### [GOAL]
Reproduce the entries word for word, and omit any picture you find in them.

### [RECORDS FOR THIS TASK]
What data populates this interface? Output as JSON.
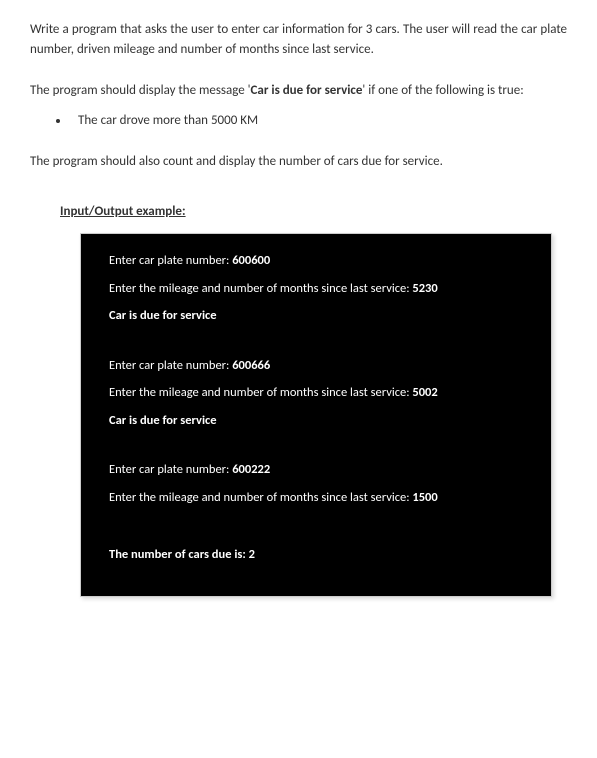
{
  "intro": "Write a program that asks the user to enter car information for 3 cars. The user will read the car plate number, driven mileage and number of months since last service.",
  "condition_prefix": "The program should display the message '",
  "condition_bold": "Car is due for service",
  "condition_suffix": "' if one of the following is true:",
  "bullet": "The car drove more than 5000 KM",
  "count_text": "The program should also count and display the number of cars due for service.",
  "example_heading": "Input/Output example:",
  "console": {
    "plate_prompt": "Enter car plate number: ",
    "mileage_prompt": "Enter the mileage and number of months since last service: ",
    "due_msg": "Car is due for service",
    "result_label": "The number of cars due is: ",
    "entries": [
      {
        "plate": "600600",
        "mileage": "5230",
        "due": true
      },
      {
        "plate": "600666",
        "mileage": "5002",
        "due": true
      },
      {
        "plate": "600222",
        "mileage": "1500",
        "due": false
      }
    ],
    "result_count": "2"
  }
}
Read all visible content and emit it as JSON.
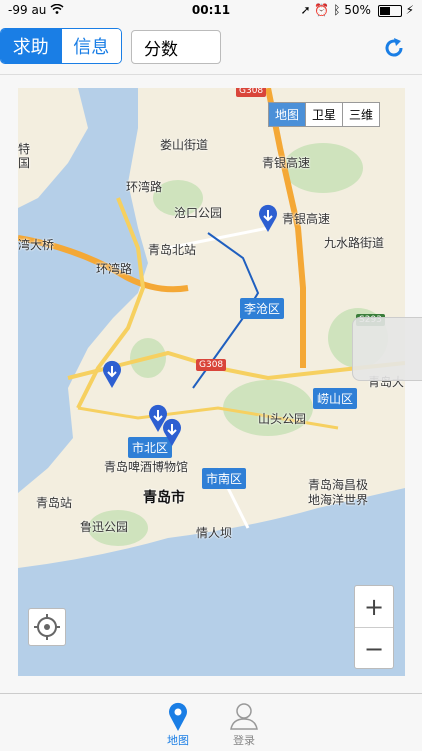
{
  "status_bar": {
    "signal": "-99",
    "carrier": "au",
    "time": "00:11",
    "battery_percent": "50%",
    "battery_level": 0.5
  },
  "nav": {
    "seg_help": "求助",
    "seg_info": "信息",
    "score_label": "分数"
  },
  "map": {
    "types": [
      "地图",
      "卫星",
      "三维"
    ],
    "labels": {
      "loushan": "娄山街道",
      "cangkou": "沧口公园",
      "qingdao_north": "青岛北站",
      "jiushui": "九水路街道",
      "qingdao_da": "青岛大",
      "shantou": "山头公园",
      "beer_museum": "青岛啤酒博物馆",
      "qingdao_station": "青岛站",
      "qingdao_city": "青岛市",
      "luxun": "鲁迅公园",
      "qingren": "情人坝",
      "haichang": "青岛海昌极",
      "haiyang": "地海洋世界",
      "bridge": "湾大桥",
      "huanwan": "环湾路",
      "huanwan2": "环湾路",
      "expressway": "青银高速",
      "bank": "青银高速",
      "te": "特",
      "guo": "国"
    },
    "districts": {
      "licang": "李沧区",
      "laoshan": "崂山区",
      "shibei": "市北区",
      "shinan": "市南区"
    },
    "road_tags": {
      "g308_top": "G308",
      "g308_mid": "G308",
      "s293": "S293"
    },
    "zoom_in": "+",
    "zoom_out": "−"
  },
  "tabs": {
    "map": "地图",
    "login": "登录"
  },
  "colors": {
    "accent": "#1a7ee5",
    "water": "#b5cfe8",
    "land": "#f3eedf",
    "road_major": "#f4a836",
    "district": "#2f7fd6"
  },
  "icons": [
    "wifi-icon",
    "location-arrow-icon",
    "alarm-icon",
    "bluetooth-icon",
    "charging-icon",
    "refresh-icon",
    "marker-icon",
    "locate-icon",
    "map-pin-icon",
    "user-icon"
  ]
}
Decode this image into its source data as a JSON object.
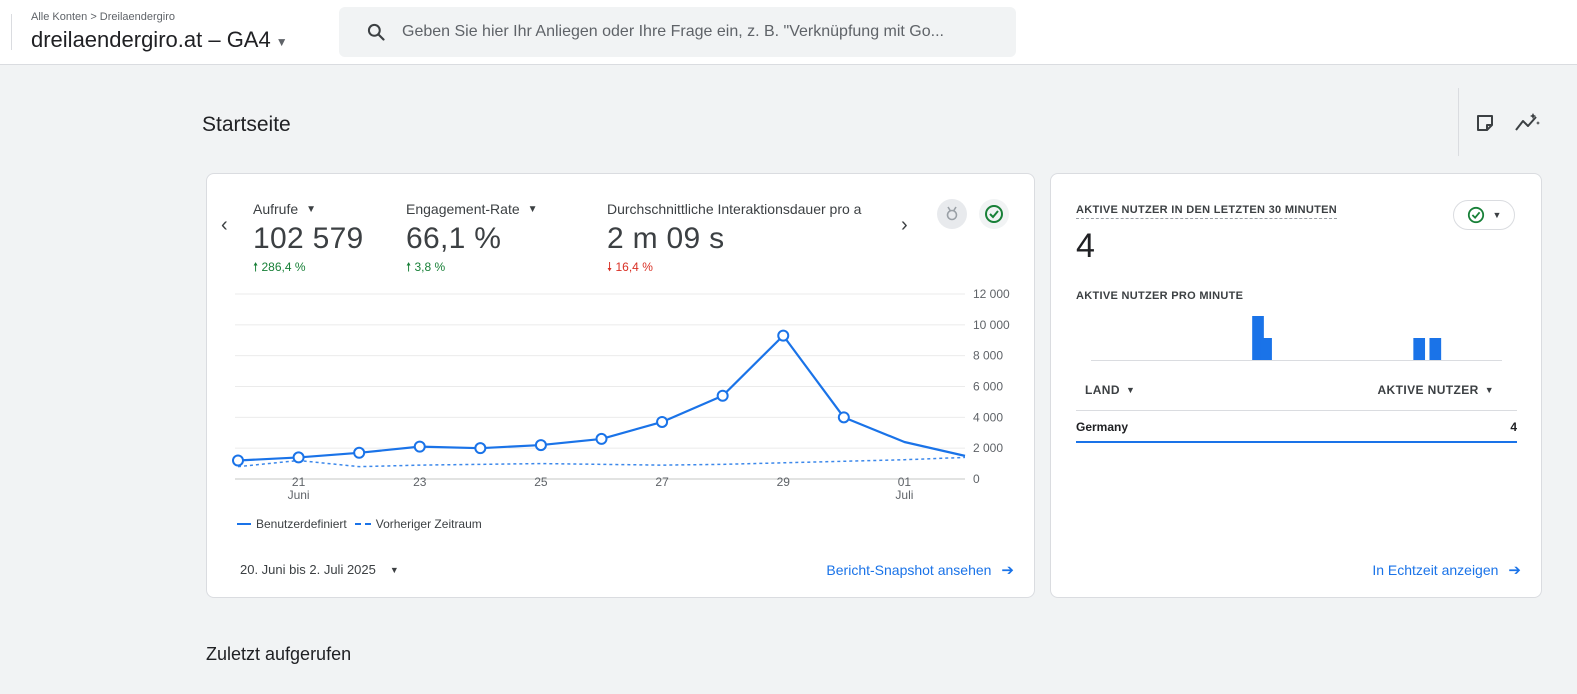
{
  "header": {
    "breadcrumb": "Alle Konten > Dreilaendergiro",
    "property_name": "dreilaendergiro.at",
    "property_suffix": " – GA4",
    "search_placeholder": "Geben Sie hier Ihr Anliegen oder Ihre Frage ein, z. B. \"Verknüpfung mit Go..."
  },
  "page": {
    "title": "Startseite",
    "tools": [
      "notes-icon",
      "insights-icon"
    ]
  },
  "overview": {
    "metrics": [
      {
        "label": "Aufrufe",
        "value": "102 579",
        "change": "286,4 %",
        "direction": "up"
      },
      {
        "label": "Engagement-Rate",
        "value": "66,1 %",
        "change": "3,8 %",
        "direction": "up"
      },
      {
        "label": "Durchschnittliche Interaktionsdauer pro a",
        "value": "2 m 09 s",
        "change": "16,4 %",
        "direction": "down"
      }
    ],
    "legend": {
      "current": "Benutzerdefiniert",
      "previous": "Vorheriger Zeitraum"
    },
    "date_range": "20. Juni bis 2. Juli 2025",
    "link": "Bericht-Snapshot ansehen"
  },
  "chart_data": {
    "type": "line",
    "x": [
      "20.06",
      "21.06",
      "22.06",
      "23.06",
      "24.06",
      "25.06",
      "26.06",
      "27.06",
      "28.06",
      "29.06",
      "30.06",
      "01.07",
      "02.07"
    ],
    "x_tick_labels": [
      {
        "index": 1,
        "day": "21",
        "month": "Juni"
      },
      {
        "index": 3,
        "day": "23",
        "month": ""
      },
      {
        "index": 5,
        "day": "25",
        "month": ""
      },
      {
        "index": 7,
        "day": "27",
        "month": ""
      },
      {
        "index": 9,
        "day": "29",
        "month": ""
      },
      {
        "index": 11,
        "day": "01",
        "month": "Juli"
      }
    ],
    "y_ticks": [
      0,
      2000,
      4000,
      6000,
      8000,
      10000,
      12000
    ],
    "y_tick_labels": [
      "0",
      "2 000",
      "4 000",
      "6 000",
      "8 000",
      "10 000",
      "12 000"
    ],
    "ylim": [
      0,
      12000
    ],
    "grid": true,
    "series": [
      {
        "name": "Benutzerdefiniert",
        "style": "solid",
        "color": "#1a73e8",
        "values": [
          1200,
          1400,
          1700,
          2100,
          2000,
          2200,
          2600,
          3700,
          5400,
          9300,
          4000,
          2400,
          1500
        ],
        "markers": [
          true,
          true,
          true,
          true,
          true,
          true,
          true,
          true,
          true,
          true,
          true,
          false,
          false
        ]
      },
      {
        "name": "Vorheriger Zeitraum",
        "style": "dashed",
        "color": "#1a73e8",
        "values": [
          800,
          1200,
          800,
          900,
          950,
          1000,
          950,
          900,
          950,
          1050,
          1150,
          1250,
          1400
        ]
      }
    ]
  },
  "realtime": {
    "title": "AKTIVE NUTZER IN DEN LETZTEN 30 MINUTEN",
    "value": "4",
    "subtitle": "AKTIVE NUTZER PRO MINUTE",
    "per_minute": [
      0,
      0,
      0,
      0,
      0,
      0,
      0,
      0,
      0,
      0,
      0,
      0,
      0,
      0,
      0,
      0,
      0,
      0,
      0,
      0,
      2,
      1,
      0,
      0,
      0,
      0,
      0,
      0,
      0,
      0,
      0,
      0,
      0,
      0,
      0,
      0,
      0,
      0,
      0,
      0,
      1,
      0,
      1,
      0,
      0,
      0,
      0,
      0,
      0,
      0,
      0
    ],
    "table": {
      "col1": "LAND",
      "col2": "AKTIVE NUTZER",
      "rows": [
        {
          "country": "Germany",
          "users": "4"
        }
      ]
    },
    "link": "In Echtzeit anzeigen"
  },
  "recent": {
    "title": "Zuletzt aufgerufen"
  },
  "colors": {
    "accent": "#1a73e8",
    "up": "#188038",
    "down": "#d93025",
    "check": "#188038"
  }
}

### [EXERCISE OUTPUT]
What data populates this interface? Output as JSON.
{
  "intro": "Write a program that asks the user to enter car information for 3 cars. The user will read the car plate number, driven mileage and number of months since last service.",
  "condition_prefix": "The program should display the message '",
  "condition_bold": "Car is due for service",
  "condition_suffix": "' if one of the following is true:",
  "bullet": "The car drove more than 5000 KM",
  "count_text": "The program should also count and display the number of cars due for service.",
  "example_heading": "Input/Output example:",
  "console": {
    "plate_prompt": "Enter car plate number: ",
    "mileage_prompt": "Enter the mileage and number of months since last service: ",
    "due_msg": "Car is due for service",
    "result_label": "The number of cars due is: ",
    "entries": [
      {
        "plate": "600600",
        "mileage": "5230",
        "due": true
      },
      {
        "plate": "600666",
        "mileage": "5002",
        "due": true
      },
      {
        "plate": "600222",
        "mileage": "1500",
        "due": false
      }
    ],
    "result_count": "2"
  }
}
Read all visible content and emit it as JSON.
{
  "status_bar": {
    "signal": "-99",
    "carrier": "au",
    "time": "00:11",
    "battery_percent": "50%",
    "battery_level": 0.5
  },
  "nav": {
    "seg_help": "求助",
    "seg_info": "信息",
    "score_label": "分数"
  },
  "map": {
    "types": [
      "地图",
      "卫星",
      "三维"
    ],
    "labels": {
      "loushan": "娄山街道",
      "cangkou": "沧口公园",
      "qingdao_north": "青岛北站",
      "jiushui": "九水路街道",
      "qingdao_da": "青岛大",
      "shantou": "山头公园",
      "beer_museum": "青岛啤酒博物馆",
      "qingdao_station": "青岛站",
      "qingdao_city": "青岛市",
      "luxun": "鲁迅公园",
      "qingren": "情人坝",
      "haichang": "青岛海昌极",
      "haiyang": "地海洋世界",
      "bridge": "湾大桥",
      "huanwan": "环湾路",
      "huanwan2": "环湾路",
      "expressway": "青银高速",
      "bank": "青银高速",
      "te": "特",
      "guo": "国"
    },
    "districts": {
      "licang": "李沧区",
      "laoshan": "崂山区",
      "shibei": "市北区",
      "shinan": "市南区"
    },
    "road_tags": {
      "g308_top": "G308",
      "g308_mid": "G308",
      "s293": "S293"
    },
    "zoom_in": "+",
    "zoom_out": "−"
  },
  "tabs": {
    "map": "地图",
    "login": "登录"
  },
  "colors": {
    "accent": "#1a7ee5",
    "water": "#b5cfe8",
    "land": "#f3eedf",
    "road_major": "#f4a836",
    "district": "#2f7fd6"
  },
  "icons": [
    "wifi-icon",
    "location-arrow-icon",
    "alarm-icon",
    "bluetooth-icon",
    "charging-icon",
    "refresh-icon",
    "marker-icon",
    "locate-icon",
    "map-pin-icon",
    "user-icon"
  ]
}
Decode this image into its source data as a JSON object.
{
  "header": {
    "breadcrumb": "Alle Konten > Dreilaendergiro",
    "property_name": "dreilaendergiro.at",
    "property_suffix": " – GA4",
    "search_placeholder": "Geben Sie hier Ihr Anliegen oder Ihre Frage ein, z. B. \"Verknüpfung mit Go..."
  },
  "page": {
    "title": "Startseite",
    "tools": [
      "notes-icon",
      "insights-icon"
    ]
  },
  "overview": {
    "metrics": [
      {
        "label": "Aufrufe",
        "value": "102 579",
        "change": "286,4 %",
        "direction": "up"
      },
      {
        "label": "Engagement-Rate",
        "value": "66,1 %",
        "change": "3,8 %",
        "direction": "up"
      },
      {
        "label": "Durchschnittliche Interaktionsdauer pro a",
        "value": "2 m 09 s",
        "change": "16,4 %",
        "direction": "down"
      }
    ],
    "legend": {
      "current": "Benutzerdefiniert",
      "previous": "Vorheriger Zeitraum"
    },
    "date_range": "20. Juni bis 2. Juli 2025",
    "link": "Bericht-Snapshot ansehen"
  },
  "chart_data": {
    "type": "line",
    "x": [
      "20.06",
      "21.06",
      "22.06",
      "23.06",
      "24.06",
      "25.06",
      "26.06",
      "27.06",
      "28.06",
      "29.06",
      "30.06",
      "01.07",
      "02.07"
    ],
    "x_tick_labels": [
      {
        "index": 1,
        "day": "21",
        "month": "Juni"
      },
      {
        "index": 3,
        "day": "23",
        "month": ""
      },
      {
        "index": 5,
        "day": "25",
        "month": ""
      },
      {
        "index": 7,
        "day": "27",
        "month": ""
      },
      {
        "index": 9,
        "day": "29",
        "month": ""
      },
      {
        "index": 11,
        "day": "01",
        "month": "Juli"
      }
    ],
    "y_ticks": [
      0,
      2000,
      4000,
      6000,
      8000,
      10000,
      12000
    ],
    "y_tick_labels": [
      "0",
      "2 000",
      "4 000",
      "6 000",
      "8 000",
      "10 000",
      "12 000"
    ],
    "ylim": [
      0,
      12000
    ],
    "grid": true,
    "series": [
      {
        "name": "Benutzerdefiniert",
        "style": "solid",
        "color": "#1a73e8",
        "values": [
          1200,
          1400,
          1700,
          2100,
          2000,
          2200,
          2600,
          3700,
          5400,
          9300,
          4000,
          2400,
          1500
        ],
        "markers": [
          true,
          true,
          true,
          true,
          true,
          true,
          true,
          true,
          true,
          true,
          true,
          false,
          false
        ]
      },
      {
        "name": "Vorheriger Zeitraum",
        "style": "dashed",
        "color": "#1a73e8",
        "values": [
          800,
          1200,
          800,
          900,
          950,
          1000,
          950,
          900,
          950,
          1050,
          1150,
          1250,
          1400
        ]
      }
    ]
  },
  "realtime": {
    "title": "AKTIVE NUTZER IN DEN LETZTEN 30 MINUTEN",
    "value": "4",
    "subtitle": "AKTIVE NUTZER PRO MINUTE",
    "per_minute": [
      0,
      0,
      0,
      0,
      0,
      0,
      0,
      0,
      0,
      0,
      0,
      0,
      0,
      0,
      0,
      0,
      0,
      0,
      0,
      0,
      2,
      1,
      0,
      0,
      0,
      0,
      0,
      0,
      0,
      0,
      0,
      0,
      0,
      0,
      0,
      0,
      0,
      0,
      0,
      0,
      1,
      0,
      1,
      0,
      0,
      0,
      0,
      0,
      0,
      0,
      0
    ],
    "table": {
      "col1": "LAND",
      "col2": "AKTIVE NUTZER",
      "rows": [
        {
          "country": "Germany",
          "users": "4"
        }
      ]
    },
    "link": "In Echtzeit anzeigen"
  },
  "recent": {
    "title": "Zuletzt aufgerufen"
  },
  "colors": {
    "accent": "#1a73e8",
    "up": "#188038",
    "down": "#d93025",
    "check": "#188038"
  }
}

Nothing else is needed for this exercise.